◆ What to produce ◆
Copy out every record below with complete accuracy.

======

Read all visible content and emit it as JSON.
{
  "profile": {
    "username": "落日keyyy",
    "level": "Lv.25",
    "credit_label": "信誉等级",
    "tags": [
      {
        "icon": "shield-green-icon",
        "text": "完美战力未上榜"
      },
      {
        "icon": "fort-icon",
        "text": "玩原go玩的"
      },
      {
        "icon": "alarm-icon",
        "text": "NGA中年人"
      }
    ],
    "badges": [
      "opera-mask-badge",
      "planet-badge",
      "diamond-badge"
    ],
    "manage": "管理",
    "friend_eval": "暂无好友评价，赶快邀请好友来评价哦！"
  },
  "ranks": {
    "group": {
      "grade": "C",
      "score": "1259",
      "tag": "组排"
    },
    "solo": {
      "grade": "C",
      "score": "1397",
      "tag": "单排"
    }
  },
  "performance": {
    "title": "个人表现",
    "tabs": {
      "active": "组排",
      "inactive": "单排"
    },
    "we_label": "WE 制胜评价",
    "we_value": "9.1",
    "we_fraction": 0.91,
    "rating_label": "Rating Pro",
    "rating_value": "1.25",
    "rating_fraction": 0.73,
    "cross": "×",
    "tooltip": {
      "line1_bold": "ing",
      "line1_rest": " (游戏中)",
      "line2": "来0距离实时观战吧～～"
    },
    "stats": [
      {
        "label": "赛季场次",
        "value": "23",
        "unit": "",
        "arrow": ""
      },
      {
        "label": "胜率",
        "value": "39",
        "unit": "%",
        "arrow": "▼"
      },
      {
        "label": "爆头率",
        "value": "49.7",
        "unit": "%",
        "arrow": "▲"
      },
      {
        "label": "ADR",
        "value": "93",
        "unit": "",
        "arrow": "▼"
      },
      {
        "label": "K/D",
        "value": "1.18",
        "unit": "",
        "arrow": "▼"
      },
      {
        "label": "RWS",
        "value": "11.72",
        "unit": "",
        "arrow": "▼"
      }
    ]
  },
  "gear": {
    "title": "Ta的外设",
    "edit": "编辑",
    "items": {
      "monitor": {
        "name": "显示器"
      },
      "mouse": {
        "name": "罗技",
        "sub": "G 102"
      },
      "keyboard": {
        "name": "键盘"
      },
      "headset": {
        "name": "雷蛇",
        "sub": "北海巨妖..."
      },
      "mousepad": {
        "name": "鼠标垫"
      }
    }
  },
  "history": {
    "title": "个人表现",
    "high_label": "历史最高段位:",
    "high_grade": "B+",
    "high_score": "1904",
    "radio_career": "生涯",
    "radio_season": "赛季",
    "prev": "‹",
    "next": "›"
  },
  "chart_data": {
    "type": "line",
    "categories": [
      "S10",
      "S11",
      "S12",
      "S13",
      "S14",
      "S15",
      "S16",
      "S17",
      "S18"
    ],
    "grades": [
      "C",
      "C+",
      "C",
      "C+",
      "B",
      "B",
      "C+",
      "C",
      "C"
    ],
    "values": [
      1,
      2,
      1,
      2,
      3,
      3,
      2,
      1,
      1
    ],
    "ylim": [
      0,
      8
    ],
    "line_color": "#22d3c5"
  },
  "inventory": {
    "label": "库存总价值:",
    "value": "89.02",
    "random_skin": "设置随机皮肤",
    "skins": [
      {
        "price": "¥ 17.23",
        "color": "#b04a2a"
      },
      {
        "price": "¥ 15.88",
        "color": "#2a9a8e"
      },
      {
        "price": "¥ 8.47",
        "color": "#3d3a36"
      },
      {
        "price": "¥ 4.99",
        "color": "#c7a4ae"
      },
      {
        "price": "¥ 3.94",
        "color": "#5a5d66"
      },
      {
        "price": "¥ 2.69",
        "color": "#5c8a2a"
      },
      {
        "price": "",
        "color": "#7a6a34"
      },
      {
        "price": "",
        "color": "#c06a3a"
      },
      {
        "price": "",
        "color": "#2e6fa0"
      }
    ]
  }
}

======

◆ Task answer ◆
Read all visible content and emit it as JSON.
{
  "profile": {
    "username": "落日keyyy",
    "level": "Lv.25",
    "credit_label": "信誉等级",
    "tags": [
      {
        "icon": "shield-green-icon",
        "text": "完美战力未上榜"
      },
      {
        "icon": "fort-icon",
        "text": "玩原go玩的"
      },
      {
        "icon": "alarm-icon",
        "text": "NGA中年人"
      }
    ],
    "badges": [
      "opera-mask-badge",
      "planet-badge",
      "diamond-badge"
    ],
    "manage": "管理",
    "friend_eval": "暂无好友评价，赶快邀请好友来评价哦！"
  },
  "ranks": {
    "group": {
      "grade": "C",
      "score": "1259",
      "tag": "组排"
    },
    "solo": {
      "grade": "C",
      "score": "1397",
      "tag": "单排"
    }
  },
  "performance": {
    "title": "个人表现",
    "tabs": {
      "active": "组排",
      "inactive": "单排"
    },
    "we_label": "WE 制胜评价",
    "we_value": "9.1",
    "we_fraction": 0.91,
    "rating_label": "Rating Pro",
    "rating_value": "1.25",
    "rating_fraction": 0.73,
    "cross": "×",
    "tooltip": {
      "line1_bold": "ing",
      "line1_rest": " (游戏中)",
      "line2": "来0距离实时观战吧～～"
    },
    "stats": [
      {
        "label": "赛季场次",
        "value": "23",
        "unit": "",
        "arrow": ""
      },
      {
        "label": "胜率",
        "value": "39",
        "unit": "%",
        "arrow": "▼"
      },
      {
        "label": "爆头率",
        "value": "49.7",
        "unit": "%",
        "arrow": "▲"
      },
      {
        "label": "ADR",
        "value": "93",
        "unit": "",
        "arrow": "▼"
      },
      {
        "label": "K/D",
        "value": "1.18",
        "unit": "",
        "arrow": "▼"
      },
      {
        "label": "RWS",
        "value": "11.72",
        "unit": "",
        "arrow": "▼"
      }
    ]
  },
  "gear": {
    "title": "Ta的外设",
    "edit": "编辑",
    "items": {
      "monitor": {
        "name": "显示器"
      },
      "mouse": {
        "name": "罗技",
        "sub": "G 102"
      },
      "keyboard": {
        "name": "键盘"
      },
      "headset": {
        "name": "雷蛇",
        "sub": "北海巨妖..."
      },
      "mousepad": {
        "name": "鼠标垫"
      }
    }
  },
  "history": {
    "title": "个人表现",
    "high_label": "历史最高段位:",
    "high_grade": "B+",
    "high_score": "1904",
    "radio_career": "生涯",
    "radio_season": "赛季",
    "prev": "‹",
    "next": "›"
  },
  "chart_data": {
    "type": "line",
    "categories": [
      "S10",
      "S11",
      "S12",
      "S13",
      "S14",
      "S15",
      "S16",
      "S17",
      "S18"
    ],
    "grades": [
      "C",
      "C+",
      "C",
      "C+",
      "B",
      "B",
      "C+",
      "C",
      "C"
    ],
    "values": [
      1,
      2,
      1,
      2,
      3,
      3,
      2,
      1,
      1
    ],
    "ylim": [
      0,
      8
    ],
    "line_color": "#22d3c5"
  },
  "inventory": {
    "label": "库存总价值:",
    "value": "89.02",
    "random_skin": "设置随机皮肤",
    "skins": [
      {
        "price": "¥ 17.23",
        "color": "#b04a2a"
      },
      {
        "price": "¥ 15.88",
        "color": "#2a9a8e"
      },
      {
        "price": "¥ 8.47",
        "color": "#3d3a36"
      },
      {
        "price": "¥ 4.99",
        "color": "#c7a4ae"
      },
      {
        "price": "¥ 3.94",
        "color": "#5a5d66"
      },
      {
        "price": "¥ 2.69",
        "color": "#5c8a2a"
      },
      {
        "price": "",
        "color": "#7a6a34"
      },
      {
        "price": "",
        "color": "#c06a3a"
      },
      {
        "price": "",
        "color": "#2e6fa0"
      }
    ]
  }
}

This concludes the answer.